Input data >>
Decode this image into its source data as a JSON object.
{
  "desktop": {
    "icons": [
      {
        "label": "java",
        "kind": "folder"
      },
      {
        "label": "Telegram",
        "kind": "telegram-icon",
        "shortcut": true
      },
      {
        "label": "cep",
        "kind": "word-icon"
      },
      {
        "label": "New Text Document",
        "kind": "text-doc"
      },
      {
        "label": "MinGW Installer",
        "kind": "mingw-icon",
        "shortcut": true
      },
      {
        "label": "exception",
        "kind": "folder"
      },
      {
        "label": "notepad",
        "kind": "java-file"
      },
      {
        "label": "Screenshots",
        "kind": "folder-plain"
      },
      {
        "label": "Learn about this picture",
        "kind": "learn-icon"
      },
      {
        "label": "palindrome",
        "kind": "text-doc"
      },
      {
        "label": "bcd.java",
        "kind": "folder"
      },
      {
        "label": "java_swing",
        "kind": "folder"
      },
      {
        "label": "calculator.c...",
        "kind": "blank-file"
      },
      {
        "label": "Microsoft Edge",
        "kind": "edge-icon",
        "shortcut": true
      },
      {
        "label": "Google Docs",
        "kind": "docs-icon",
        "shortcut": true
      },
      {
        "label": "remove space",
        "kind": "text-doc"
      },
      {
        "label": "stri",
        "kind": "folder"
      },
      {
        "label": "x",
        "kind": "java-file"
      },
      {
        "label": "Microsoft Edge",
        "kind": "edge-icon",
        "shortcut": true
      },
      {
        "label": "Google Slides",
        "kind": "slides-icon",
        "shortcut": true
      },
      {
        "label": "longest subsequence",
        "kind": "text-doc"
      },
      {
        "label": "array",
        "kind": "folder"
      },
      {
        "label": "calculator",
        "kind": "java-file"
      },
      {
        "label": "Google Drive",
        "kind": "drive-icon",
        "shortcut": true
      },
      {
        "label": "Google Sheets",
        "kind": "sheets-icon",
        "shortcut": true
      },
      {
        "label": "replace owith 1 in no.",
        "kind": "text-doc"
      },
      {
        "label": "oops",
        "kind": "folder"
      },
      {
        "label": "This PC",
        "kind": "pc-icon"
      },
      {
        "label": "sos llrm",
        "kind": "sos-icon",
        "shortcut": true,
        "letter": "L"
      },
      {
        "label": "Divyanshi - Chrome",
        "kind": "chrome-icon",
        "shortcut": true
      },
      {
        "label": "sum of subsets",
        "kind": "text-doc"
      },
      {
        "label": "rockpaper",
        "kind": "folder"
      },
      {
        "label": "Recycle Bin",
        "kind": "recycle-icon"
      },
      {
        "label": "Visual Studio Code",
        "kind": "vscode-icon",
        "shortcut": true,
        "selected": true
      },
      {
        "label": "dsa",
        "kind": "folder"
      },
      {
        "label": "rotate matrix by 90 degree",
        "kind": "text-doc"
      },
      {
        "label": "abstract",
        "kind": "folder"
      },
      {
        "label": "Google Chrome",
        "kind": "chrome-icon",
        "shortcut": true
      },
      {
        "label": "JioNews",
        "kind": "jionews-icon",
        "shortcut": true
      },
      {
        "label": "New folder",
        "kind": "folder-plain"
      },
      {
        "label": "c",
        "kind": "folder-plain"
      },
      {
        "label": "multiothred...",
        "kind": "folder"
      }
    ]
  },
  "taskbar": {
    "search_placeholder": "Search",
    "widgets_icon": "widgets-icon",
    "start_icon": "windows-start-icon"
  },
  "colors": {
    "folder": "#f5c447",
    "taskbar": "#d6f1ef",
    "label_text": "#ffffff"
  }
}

Work to complete >> Would you copy out each line exactly as written?

Right answer >>
Decode this image into its source data as a JSON object.
{
  "desktop": {
    "icons": [
      {
        "label": "java",
        "kind": "folder"
      },
      {
        "label": "Telegram",
        "kind": "telegram-icon",
        "shortcut": true
      },
      {
        "label": "cep",
        "kind": "word-icon"
      },
      {
        "label": "New Text Document",
        "kind": "text-doc"
      },
      {
        "label": "MinGW Installer",
        "kind": "mingw-icon",
        "shortcut": true
      },
      {
        "label": "exception",
        "kind": "folder"
      },
      {
        "label": "notepad",
        "kind": "java-file"
      },
      {
        "label": "Screenshots",
        "kind": "folder-plain"
      },
      {
        "label": "Learn about this picture",
        "kind": "learn-icon"
      },
      {
        "label": "palindrome",
        "kind": "text-doc"
      },
      {
        "label": "bcd.java",
        "kind": "folder"
      },
      {
        "label": "java_swing",
        "kind": "folder"
      },
      {
        "label": "calculator.c...",
        "kind": "blank-file"
      },
      {
        "label": "Microsoft Edge",
        "kind": "edge-icon",
        "shortcut": true
      },
      {
        "label": "Google Docs",
        "kind": "docs-icon",
        "shortcut": true
      },
      {
        "label": "remove space",
        "kind": "text-doc"
      },
      {
        "label": "stri",
        "kind": "folder"
      },
      {
        "label": "x",
        "kind": "java-file"
      },
      {
        "label": "Microsoft Edge",
        "kind": "edge-icon",
        "shortcut": true
      },
      {
        "label": "Google Slides",
        "kind": "slides-icon",
        "shortcut": true
      },
      {
        "label": "longest subsequence",
        "kind": "text-doc"
      },
      {
        "label": "array",
        "kind": "folder"
      },
      {
        "label": "calculator",
        "kind": "java-file"
      },
      {
        "label": "Google Drive",
        "kind": "drive-icon",
        "shortcut": true
      },
      {
        "label": "Google Sheets",
        "kind": "sheets-icon",
        "shortcut": true
      },
      {
        "label": "replace owith 1 in no.",
        "kind": "text-doc"
      },
      {
        "label": "oops",
        "kind": "folder"
      },
      {
        "label": "This PC",
        "kind": "pc-icon"
      },
      {
        "label": "sos llrm",
        "kind": "sos-icon",
        "shortcut": true,
        "letter": "L"
      },
      {
        "label": "Divyanshi - Chrome",
        "kind": "chrome-icon",
        "shortcut": true
      },
      {
        "label": "sum of subsets",
        "kind": "text-doc"
      },
      {
        "label": "rockpaper",
        "kind": "folder"
      },
      {
        "label": "Recycle Bin",
        "kind": "recycle-icon"
      },
      {
        "label": "Visual Studio Code",
        "kind": "vscode-icon",
        "shortcut": true,
        "selected": true
      },
      {
        "label": "dsa",
        "kind": "folder"
      },
      {
        "label": "rotate matrix by 90 degree",
        "kind": "text-doc"
      },
      {
        "label": "abstract",
        "kind": "folder"
      },
      {
        "label": "Google Chrome",
        "kind": "chrome-icon",
        "shortcut": true
      },
      {
        "label": "JioNews",
        "kind": "jionews-icon",
        "shortcut": true
      },
      {
        "label": "New folder",
        "kind": "folder-plain"
      },
      {
        "label": "c",
        "kind": "folder-plain"
      },
      {
        "label": "multiothred...",
        "kind": "folder"
      }
    ]
  },
  "taskbar": {
    "search_placeholder": "Search",
    "widgets_icon": "widgets-icon",
    "start_icon": "windows-start-icon"
  },
  "colors": {
    "folder": "#f5c447",
    "taskbar": "#d6f1ef",
    "label_text": "#ffffff"
  }
}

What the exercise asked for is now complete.